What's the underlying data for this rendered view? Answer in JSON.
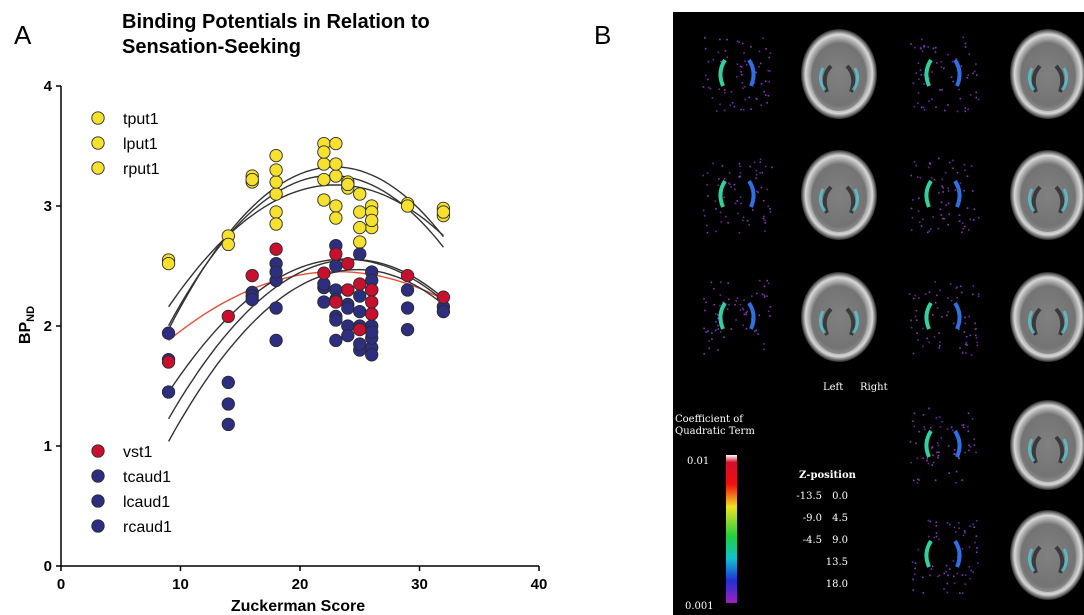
{
  "panels": {
    "a_label": "A",
    "b_label": "B"
  },
  "chart_data": {
    "type": "scatter",
    "title_line1": "Binding Potentials in Relation to",
    "title_line2": "Sensation-Seeking",
    "xlabel": "Zuckerman Score",
    "ylabel_main": "BP",
    "ylabel_sub": "ND",
    "xlim": [
      0,
      40
    ],
    "ylim": [
      0,
      4
    ],
    "xticks": [
      "0",
      "10",
      "20",
      "30",
      "40"
    ],
    "yticks": [
      "0",
      "1",
      "2",
      "3",
      "4"
    ],
    "colors": {
      "yellow": "#f6e12e",
      "red": "#c8102e",
      "navy": "#2e2e80",
      "curve_red": "#e0503c",
      "curve_gray": "#333333"
    },
    "series": [
      {
        "name": "tput1",
        "color": "yellow",
        "points": [
          [
            9,
            2.55
          ],
          [
            14,
            2.75
          ],
          [
            16,
            3.25
          ],
          [
            18,
            3.42
          ],
          [
            18,
            3.1
          ],
          [
            22,
            3.52
          ],
          [
            22,
            3.35
          ],
          [
            23,
            3.25
          ],
          [
            24,
            3.2
          ],
          [
            25,
            3.1
          ],
          [
            26,
            3.0
          ],
          [
            29,
            3.02
          ],
          [
            32,
            2.98
          ]
        ]
      },
      {
        "name": "lput1",
        "color": "yellow",
        "points": [
          [
            9,
            2.52
          ],
          [
            14,
            2.68
          ],
          [
            16,
            3.2
          ],
          [
            18,
            3.2
          ],
          [
            18,
            2.95
          ],
          [
            22,
            3.22
          ],
          [
            22,
            3.05
          ],
          [
            23,
            3.52
          ],
          [
            23,
            3.35
          ],
          [
            24,
            3.15
          ],
          [
            25,
            2.95
          ],
          [
            26,
            2.82
          ],
          [
            29,
            3.0
          ],
          [
            32,
            2.92
          ]
        ]
      },
      {
        "name": "rput1",
        "color": "yellow",
        "points": [
          [
            16,
            3.22
          ],
          [
            18,
            3.3
          ],
          [
            18,
            2.85
          ],
          [
            22,
            3.45
          ],
          [
            23,
            3.0
          ],
          [
            23,
            2.9
          ],
          [
            24,
            3.18
          ],
          [
            25,
            2.82
          ],
          [
            25,
            2.7
          ],
          [
            26,
            2.95
          ],
          [
            26,
            2.88
          ],
          [
            32,
            2.95
          ]
        ]
      },
      {
        "name": "vst1",
        "color": "red",
        "points": [
          [
            9,
            1.7
          ],
          [
            14,
            2.08
          ],
          [
            16,
            2.42
          ],
          [
            18,
            2.64
          ],
          [
            22,
            2.44
          ],
          [
            23,
            2.2
          ],
          [
            23,
            2.6
          ],
          [
            24,
            2.52
          ],
          [
            24,
            2.3
          ],
          [
            25,
            1.97
          ],
          [
            25,
            2.35
          ],
          [
            26,
            2.3
          ],
          [
            26,
            2.2
          ],
          [
            26,
            2.1
          ],
          [
            29,
            2.42
          ],
          [
            32,
            2.24
          ]
        ]
      },
      {
        "name": "tcaud1",
        "color": "navy",
        "points": [
          [
            9,
            1.94
          ],
          [
            9,
            1.45
          ],
          [
            14,
            1.53
          ],
          [
            14,
            1.35
          ],
          [
            14,
            1.18
          ],
          [
            16,
            2.28
          ],
          [
            18,
            2.52
          ],
          [
            18,
            2.38
          ],
          [
            18,
            2.15
          ],
          [
            22,
            2.32
          ],
          [
            23,
            2.67
          ],
          [
            23,
            2.3
          ],
          [
            23,
            2.08
          ],
          [
            24,
            2.18
          ],
          [
            24,
            2.0
          ],
          [
            25,
            2.6
          ],
          [
            25,
            2.25
          ],
          [
            26,
            2.45
          ],
          [
            26,
            2.3
          ],
          [
            26,
            1.82
          ],
          [
            29,
            2.3
          ],
          [
            32,
            2.16
          ]
        ]
      },
      {
        "name": "lcaud1",
        "color": "navy",
        "points": [
          [
            9,
            1.72
          ],
          [
            16,
            2.25
          ],
          [
            18,
            1.88
          ],
          [
            22,
            2.2
          ],
          [
            23,
            2.5
          ],
          [
            23,
            2.22
          ],
          [
            23,
            1.88
          ],
          [
            24,
            2.15
          ],
          [
            24,
            1.92
          ],
          [
            25,
            2.12
          ],
          [
            25,
            1.8
          ],
          [
            26,
            2.0
          ],
          [
            26,
            1.9
          ],
          [
            26,
            1.76
          ],
          [
            29,
            2.15
          ]
        ]
      },
      {
        "name": "rcaud1",
        "color": "navy",
        "points": [
          [
            16,
            2.22
          ],
          [
            18,
            2.45
          ],
          [
            22,
            2.35
          ],
          [
            23,
            2.05
          ],
          [
            24,
            2.3
          ],
          [
            25,
            1.85
          ],
          [
            25,
            2.0
          ],
          [
            26,
            2.38
          ],
          [
            26,
            2.1
          ],
          [
            26,
            1.95
          ],
          [
            29,
            1.97
          ],
          [
            32,
            2.12
          ]
        ]
      }
    ],
    "legend_top": [
      "tput1",
      "lput1",
      "rput1"
    ],
    "legend_bottom": [
      "vst1",
      "tcaud1",
      "lcaud1",
      "rcaud1"
    ],
    "fit_curves": [
      {
        "color": "curve_gray",
        "coef": [
          -0.355,
          0.3215,
          -0.00702
        ]
      },
      {
        "color": "curve_gray",
        "coef": [
          -0.2,
          0.3056,
          -0.00676
        ]
      },
      {
        "color": "curve_gray",
        "coef": [
          0.43,
          0.239,
          -0.0052
        ]
      },
      {
        "color": "curve_red",
        "coef": [
          0.91,
          0.1338,
          -0.0029
        ]
      },
      {
        "color": "curve_gray",
        "coef": [
          -0.32,
          0.2423,
          -0.0051
        ]
      },
      {
        "color": "curve_gray",
        "coef": [
          -0.78,
          0.2733,
          -0.0056
        ]
      },
      {
        "color": "curve_gray",
        "coef": [
          -1.05,
          0.2833,
          -0.0057
        ]
      }
    ]
  },
  "brain_panel": {
    "left_label": "Left",
    "right_label": "Right",
    "colorbar_title_line1": "Coefficient of",
    "colorbar_title_line2": "Quadratic Term",
    "colorbar_max": "0.01",
    "colorbar_min": "0.001",
    "z_title": "Z-position",
    "z_values": [
      [
        "-13.5",
        "0.0"
      ],
      [
        "-9.0",
        "4.5"
      ],
      [
        "-4.5",
        "9.0"
      ],
      [
        "",
        "13.5"
      ],
      [
        "",
        "18.0"
      ]
    ]
  }
}
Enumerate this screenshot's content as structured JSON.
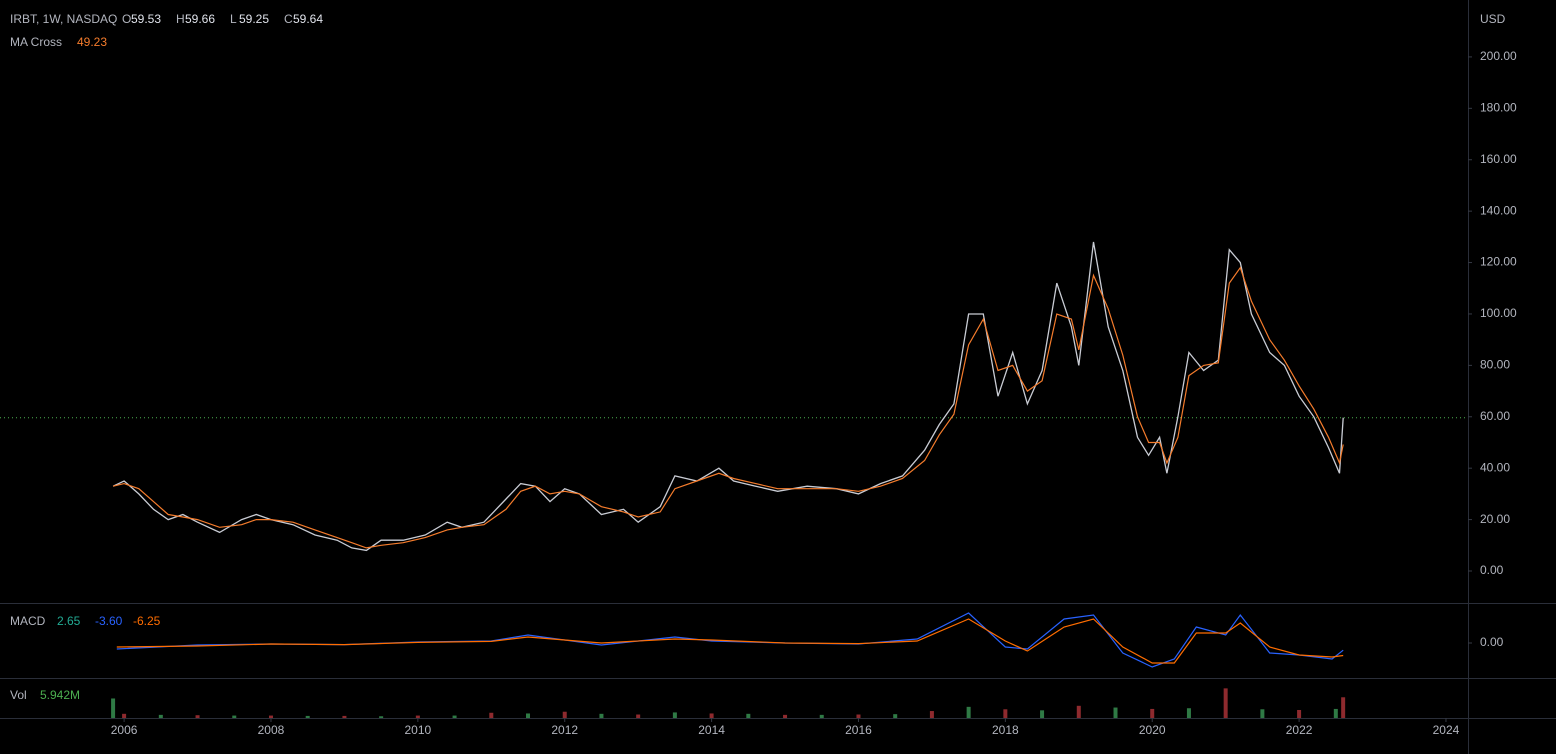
+ + + +
* WHAT YOU NEED TO DO
Without the pictures, output the full listing exactly as it stands.

* FINAL ANSWER
What's the underlying data for this rendered view? Answer in JSON.
{
  "panels": {
    "a_label": "A",
    "b_label": "B"
  },
  "chart_data": {
    "type": "scatter",
    "title_line1": "Binding Potentials in Relation to",
    "title_line2": "Sensation-Seeking",
    "xlabel": "Zuckerman Score",
    "ylabel_main": "BP",
    "ylabel_sub": "ND",
    "xlim": [
      0,
      40
    ],
    "ylim": [
      0,
      4
    ],
    "xticks": [
      "0",
      "10",
      "20",
      "30",
      "40"
    ],
    "yticks": [
      "0",
      "1",
      "2",
      "3",
      "4"
    ],
    "colors": {
      "yellow": "#f6e12e",
      "red": "#c8102e",
      "navy": "#2e2e80",
      "curve_red": "#e0503c",
      "curve_gray": "#333333"
    },
    "series": [
      {
        "name": "tput1",
        "color": "yellow",
        "points": [
          [
            9,
            2.55
          ],
          [
            14,
            2.75
          ],
          [
            16,
            3.25
          ],
          [
            18,
            3.42
          ],
          [
            18,
            3.1
          ],
          [
            22,
            3.52
          ],
          [
            22,
            3.35
          ],
          [
            23,
            3.25
          ],
          [
            24,
            3.2
          ],
          [
            25,
            3.1
          ],
          [
            26,
            3.0
          ],
          [
            29,
            3.02
          ],
          [
            32,
            2.98
          ]
        ]
      },
      {
        "name": "lput1",
        "color": "yellow",
        "points": [
          [
            9,
            2.52
          ],
          [
            14,
            2.68
          ],
          [
            16,
            3.2
          ],
          [
            18,
            3.2
          ],
          [
            18,
            2.95
          ],
          [
            22,
            3.22
          ],
          [
            22,
            3.05
          ],
          [
            23,
            3.52
          ],
          [
            23,
            3.35
          ],
          [
            24,
            3.15
          ],
          [
            25,
            2.95
          ],
          [
            26,
            2.82
          ],
          [
            29,
            3.0
          ],
          [
            32,
            2.92
          ]
        ]
      },
      {
        "name": "rput1",
        "color": "yellow",
        "points": [
          [
            16,
            3.22
          ],
          [
            18,
            3.3
          ],
          [
            18,
            2.85
          ],
          [
            22,
            3.45
          ],
          [
            23,
            3.0
          ],
          [
            23,
            2.9
          ],
          [
            24,
            3.18
          ],
          [
            25,
            2.82
          ],
          [
            25,
            2.7
          ],
          [
            26,
            2.95
          ],
          [
            26,
            2.88
          ],
          [
            32,
            2.95
          ]
        ]
      },
      {
        "name": "vst1",
        "color": "red",
        "points": [
          [
            9,
            1.7
          ],
          [
            14,
            2.08
          ],
          [
            16,
            2.42
          ],
          [
            18,
            2.64
          ],
          [
            22,
            2.44
          ],
          [
            23,
            2.2
          ],
          [
            23,
            2.6
          ],
          [
            24,
            2.52
          ],
          [
            24,
            2.3
          ],
          [
            25,
            1.97
          ],
          [
            25,
            2.35
          ],
          [
            26,
            2.3
          ],
          [
            26,
            2.2
          ],
          [
            26,
            2.1
          ],
          [
            29,
            2.42
          ],
          [
            32,
            2.24
          ]
        ]
      },
      {
        "name": "tcaud1",
        "color": "navy",
        "points": [
          [
            9,
            1.94
          ],
          [
            9,
            1.45
          ],
          [
            14,
            1.53
          ],
          [
            14,
            1.35
          ],
          [
            14,
            1.18
          ],
          [
            16,
            2.28
          ],
          [
            18,
            2.52
          ],
          [
            18,
            2.38
          ],
          [
            18,
            2.15
          ],
          [
            22,
            2.32
          ],
          [
            23,
            2.67
          ],
          [
            23,
            2.3
          ],
          [
            23,
            2.08
          ],
          [
            24,
            2.18
          ],
          [
            24,
            2.0
          ],
          [
            25,
            2.6
          ],
          [
            25,
            2.25
          ],
          [
            26,
            2.45
          ],
          [
            26,
            2.3
          ],
          [
            26,
            1.82
          ],
          [
            29,
            2.3
          ],
          [
            32,
            2.16
          ]
        ]
      },
      {
        "name": "lcaud1",
        "color": "navy",
        "points": [
          [
            9,
            1.72
          ],
          [
            16,
            2.25
          ],
          [
            18,
            1.88
          ],
          [
            22,
            2.2
          ],
          [
            23,
            2.5
          ],
          [
            23,
            2.22
          ],
          [
            23,
            1.88
          ],
          [
            24,
            2.15
          ],
          [
            24,
            1.92
          ],
          [
            25,
            2.12
          ],
          [
            25,
            1.8
          ],
          [
            26,
            2.0
          ],
          [
            26,
            1.9
          ],
          [
            26,
            1.76
          ],
          [
            29,
            2.15
          ]
        ]
      },
      {
        "name": "rcaud1",
        "color": "navy",
        "points": [
          [
            16,
            2.22
          ],
          [
            18,
            2.45
          ],
          [
            22,
            2.35
          ],
          [
            23,
            2.05
          ],
          [
            24,
            2.3
          ],
          [
            25,
            1.85
          ],
          [
            25,
            2.0
          ],
          [
            26,
            2.38
          ],
          [
            26,
            2.1
          ],
          [
            26,
            1.95
          ],
          [
            29,
            1.97
          ],
          [
            32,
            2.12
          ]
        ]
      }
    ],
    "legend_top": [
      "tput1",
      "lput1",
      "rput1"
    ],
    "legend_bottom": [
      "vst1",
      "tcaud1",
      "lcaud1",
      "rcaud1"
    ],
    "fit_curves": [
      {
        "color": "curve_gray",
        "coef": [
          -0.355,
          0.3215,
          -0.00702
        ]
      },
      {
        "color": "curve_gray",
        "coef": [
          -0.2,
          0.3056,
          -0.00676
        ]
      },
      {
        "color": "curve_gray",
        "coef": [
          0.43,
          0.239,
          -0.0052
        ]
      },
      {
        "color": "curve_red",
        "coef": [
          0.91,
          0.1338,
          -0.0029
        ]
      },
      {
        "color": "curve_gray",
        "coef": [
          -0.32,
          0.2423,
          -0.0051
        ]
      },
      {
        "color": "curve_gray",
        "coef": [
          -0.78,
          0.2733,
          -0.0056
        ]
      },
      {
        "color": "curve_gray",
        "coef": [
          -1.05,
          0.2833,
          -0.0057
        ]
      }
    ]
  },
  "brain_panel": {
    "left_label": "Left",
    "right_label": "Right",
    "colorbar_title_line1": "Coefficient of",
    "colorbar_title_line2": "Quadratic Term",
    "colorbar_max": "0.01",
    "colorbar_min": "0.001",
    "z_title": "Z-position",
    "z_values": [
      [
        "-13.5",
        "0.0"
      ],
      [
        "-9.0",
        "4.5"
      ],
      [
        "-4.5",
        "9.0"
      ],
      [
        "",
        "13.5"
      ],
      [
        "",
        "18.0"
      ]
    ]
  }
}
Enumerate this screenshot's content as structured JSON.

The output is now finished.